### WRITTEN REQUEST
Give back the full material, exactly as it reads.

### DATA PROVIDED
------------------------------------------------------------------------

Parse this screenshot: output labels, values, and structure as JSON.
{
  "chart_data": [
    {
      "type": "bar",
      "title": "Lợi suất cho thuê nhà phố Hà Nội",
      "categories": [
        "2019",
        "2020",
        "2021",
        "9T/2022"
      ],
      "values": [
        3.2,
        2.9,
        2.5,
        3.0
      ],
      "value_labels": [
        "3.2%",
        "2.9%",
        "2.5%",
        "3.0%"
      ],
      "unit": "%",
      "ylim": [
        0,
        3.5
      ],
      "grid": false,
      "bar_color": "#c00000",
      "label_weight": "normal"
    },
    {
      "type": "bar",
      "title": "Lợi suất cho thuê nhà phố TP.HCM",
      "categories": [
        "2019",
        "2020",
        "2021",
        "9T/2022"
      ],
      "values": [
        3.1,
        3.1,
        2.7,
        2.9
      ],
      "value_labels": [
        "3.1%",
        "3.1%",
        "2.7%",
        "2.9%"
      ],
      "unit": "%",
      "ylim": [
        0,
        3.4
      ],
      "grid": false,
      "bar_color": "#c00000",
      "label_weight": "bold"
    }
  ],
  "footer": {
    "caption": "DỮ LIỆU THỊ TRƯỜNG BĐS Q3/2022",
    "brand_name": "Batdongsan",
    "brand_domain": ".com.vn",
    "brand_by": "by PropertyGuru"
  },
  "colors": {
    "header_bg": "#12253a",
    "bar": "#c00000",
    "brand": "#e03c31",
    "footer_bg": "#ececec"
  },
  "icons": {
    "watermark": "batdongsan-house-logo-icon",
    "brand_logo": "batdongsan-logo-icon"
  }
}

------------------------------------------------------------------------

### RESULT
Parse this screenshot: output labels, values, and structure as JSON.
{
  "chart_data": [
    {
      "type": "bar",
      "title": "Lợi suất cho thuê nhà phố Hà Nội",
      "categories": [
        "2019",
        "2020",
        "2021",
        "9T/2022"
      ],
      "values": [
        3.2,
        2.9,
        2.5,
        3.0
      ],
      "value_labels": [
        "3.2%",
        "2.9%",
        "2.5%",
        "3.0%"
      ],
      "unit": "%",
      "ylim": [
        0,
        3.5
      ],
      "grid": false,
      "bar_color": "#c00000",
      "label_weight": "normal"
    },
    {
      "type": "bar",
      "title": "Lợi suất cho thuê nhà phố TP.HCM",
      "categories": [
        "2019",
        "2020",
        "2021",
        "9T/2022"
      ],
      "values": [
        3.1,
        3.1,
        2.7,
        2.9
      ],
      "value_labels": [
        "3.1%",
        "3.1%",
        "2.7%",
        "2.9%"
      ],
      "unit": "%",
      "ylim": [
        0,
        3.4
      ],
      "grid": false,
      "bar_color": "#c00000",
      "label_weight": "bold"
    }
  ],
  "footer": {
    "caption": "DỮ LIỆU THỊ TRƯỜNG BĐS Q3/2022",
    "brand_name": "Batdongsan",
    "brand_domain": ".com.vn",
    "brand_by": "by PropertyGuru"
  },
  "colors": {
    "header_bg": "#12253a",
    "bar": "#c00000",
    "brand": "#e03c31",
    "footer_bg": "#ececec"
  },
  "icons": {
    "watermark": "batdongsan-house-logo-icon",
    "brand_logo": "batdongsan-logo-icon"
  }
}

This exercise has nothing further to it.